| Stated task |
Gather all lines in the data that hold the string "skills".

++++

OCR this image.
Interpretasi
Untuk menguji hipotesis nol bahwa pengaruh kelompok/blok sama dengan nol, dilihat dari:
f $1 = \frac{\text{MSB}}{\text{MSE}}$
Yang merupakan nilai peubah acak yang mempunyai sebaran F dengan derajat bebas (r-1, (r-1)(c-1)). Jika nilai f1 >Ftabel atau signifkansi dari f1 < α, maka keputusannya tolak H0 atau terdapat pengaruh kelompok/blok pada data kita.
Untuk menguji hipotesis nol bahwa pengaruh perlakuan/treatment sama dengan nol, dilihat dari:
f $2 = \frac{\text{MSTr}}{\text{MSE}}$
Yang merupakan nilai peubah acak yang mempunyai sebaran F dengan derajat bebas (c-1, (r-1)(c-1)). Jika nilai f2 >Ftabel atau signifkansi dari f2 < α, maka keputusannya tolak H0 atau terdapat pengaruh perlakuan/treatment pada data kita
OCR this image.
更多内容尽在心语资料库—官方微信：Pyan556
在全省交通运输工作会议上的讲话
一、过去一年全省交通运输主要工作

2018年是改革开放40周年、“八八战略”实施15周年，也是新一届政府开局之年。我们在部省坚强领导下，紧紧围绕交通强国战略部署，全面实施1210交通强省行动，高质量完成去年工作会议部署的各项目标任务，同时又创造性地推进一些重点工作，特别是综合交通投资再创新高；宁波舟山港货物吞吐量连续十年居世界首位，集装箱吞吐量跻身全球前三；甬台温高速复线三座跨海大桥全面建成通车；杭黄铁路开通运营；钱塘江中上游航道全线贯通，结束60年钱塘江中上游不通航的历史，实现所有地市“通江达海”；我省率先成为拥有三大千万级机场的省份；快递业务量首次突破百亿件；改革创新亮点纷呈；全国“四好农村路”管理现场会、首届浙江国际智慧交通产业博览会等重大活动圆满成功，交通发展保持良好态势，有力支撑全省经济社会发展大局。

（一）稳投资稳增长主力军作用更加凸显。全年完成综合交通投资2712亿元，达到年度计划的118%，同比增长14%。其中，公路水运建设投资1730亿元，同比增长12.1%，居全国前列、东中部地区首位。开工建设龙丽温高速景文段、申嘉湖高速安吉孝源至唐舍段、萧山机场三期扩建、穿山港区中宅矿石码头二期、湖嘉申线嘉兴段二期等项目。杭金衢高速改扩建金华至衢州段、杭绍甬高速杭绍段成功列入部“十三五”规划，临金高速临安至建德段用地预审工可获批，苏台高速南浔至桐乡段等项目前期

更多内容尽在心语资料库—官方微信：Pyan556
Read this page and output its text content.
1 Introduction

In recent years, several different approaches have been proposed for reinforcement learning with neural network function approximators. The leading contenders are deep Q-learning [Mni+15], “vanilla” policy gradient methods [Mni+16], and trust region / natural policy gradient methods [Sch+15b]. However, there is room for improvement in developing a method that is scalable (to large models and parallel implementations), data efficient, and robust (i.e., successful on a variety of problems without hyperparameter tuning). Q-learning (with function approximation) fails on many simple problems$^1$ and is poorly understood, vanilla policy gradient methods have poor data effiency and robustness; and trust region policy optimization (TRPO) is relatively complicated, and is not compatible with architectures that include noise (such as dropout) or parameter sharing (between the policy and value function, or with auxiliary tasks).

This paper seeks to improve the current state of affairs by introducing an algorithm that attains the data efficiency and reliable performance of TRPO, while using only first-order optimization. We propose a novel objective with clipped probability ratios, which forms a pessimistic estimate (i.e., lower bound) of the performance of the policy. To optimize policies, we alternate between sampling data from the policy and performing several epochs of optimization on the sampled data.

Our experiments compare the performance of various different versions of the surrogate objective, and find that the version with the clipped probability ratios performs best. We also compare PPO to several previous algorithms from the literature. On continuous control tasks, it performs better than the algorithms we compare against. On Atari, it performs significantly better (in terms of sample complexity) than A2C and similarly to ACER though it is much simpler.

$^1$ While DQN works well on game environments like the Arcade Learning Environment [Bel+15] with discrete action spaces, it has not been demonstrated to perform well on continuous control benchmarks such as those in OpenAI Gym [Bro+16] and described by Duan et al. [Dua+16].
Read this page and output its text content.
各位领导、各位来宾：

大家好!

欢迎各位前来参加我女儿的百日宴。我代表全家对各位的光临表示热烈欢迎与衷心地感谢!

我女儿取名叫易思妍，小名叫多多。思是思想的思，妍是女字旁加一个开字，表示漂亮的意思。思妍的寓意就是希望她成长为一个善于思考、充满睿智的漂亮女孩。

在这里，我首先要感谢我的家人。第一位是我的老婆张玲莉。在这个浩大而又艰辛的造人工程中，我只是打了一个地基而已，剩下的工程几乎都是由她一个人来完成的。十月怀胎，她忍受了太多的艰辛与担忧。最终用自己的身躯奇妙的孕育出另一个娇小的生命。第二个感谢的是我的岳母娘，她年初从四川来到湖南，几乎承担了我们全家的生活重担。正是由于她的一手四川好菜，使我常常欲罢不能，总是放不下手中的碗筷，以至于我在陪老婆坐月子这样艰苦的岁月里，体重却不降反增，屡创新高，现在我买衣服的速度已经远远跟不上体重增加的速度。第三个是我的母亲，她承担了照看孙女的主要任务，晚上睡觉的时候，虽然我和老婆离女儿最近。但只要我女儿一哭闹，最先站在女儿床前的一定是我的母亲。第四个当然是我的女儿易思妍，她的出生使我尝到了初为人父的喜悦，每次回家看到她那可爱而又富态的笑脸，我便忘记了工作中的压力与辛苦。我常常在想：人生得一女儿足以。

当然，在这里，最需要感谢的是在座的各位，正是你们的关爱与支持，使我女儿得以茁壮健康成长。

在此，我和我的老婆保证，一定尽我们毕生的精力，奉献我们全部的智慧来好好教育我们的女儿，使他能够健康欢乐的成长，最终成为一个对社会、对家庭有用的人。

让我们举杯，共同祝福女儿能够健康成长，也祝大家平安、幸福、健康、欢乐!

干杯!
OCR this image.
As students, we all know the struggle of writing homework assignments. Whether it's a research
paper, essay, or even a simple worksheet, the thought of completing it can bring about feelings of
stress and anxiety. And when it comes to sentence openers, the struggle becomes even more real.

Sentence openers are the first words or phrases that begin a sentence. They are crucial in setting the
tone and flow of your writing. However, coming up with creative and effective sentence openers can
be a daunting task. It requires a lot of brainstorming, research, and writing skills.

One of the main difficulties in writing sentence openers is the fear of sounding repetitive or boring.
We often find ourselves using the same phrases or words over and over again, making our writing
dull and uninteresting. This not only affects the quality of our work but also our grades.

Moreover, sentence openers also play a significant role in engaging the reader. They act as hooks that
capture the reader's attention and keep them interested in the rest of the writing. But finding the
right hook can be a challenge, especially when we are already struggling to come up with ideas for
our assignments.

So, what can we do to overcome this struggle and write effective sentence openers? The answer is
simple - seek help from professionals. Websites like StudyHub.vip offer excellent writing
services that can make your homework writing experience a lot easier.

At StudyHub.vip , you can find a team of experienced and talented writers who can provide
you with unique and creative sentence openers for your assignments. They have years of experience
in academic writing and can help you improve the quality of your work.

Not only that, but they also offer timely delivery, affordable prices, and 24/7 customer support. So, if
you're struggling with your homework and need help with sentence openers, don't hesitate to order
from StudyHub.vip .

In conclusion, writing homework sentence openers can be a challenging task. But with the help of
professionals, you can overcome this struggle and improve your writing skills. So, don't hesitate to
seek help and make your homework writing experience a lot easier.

++++

| Answer in full |
be a daunting task. It requires a lot of brainstorming, research, and writing skills.
professionals, you can overcome this struggle and improve your writing skills. So, don't hesitate to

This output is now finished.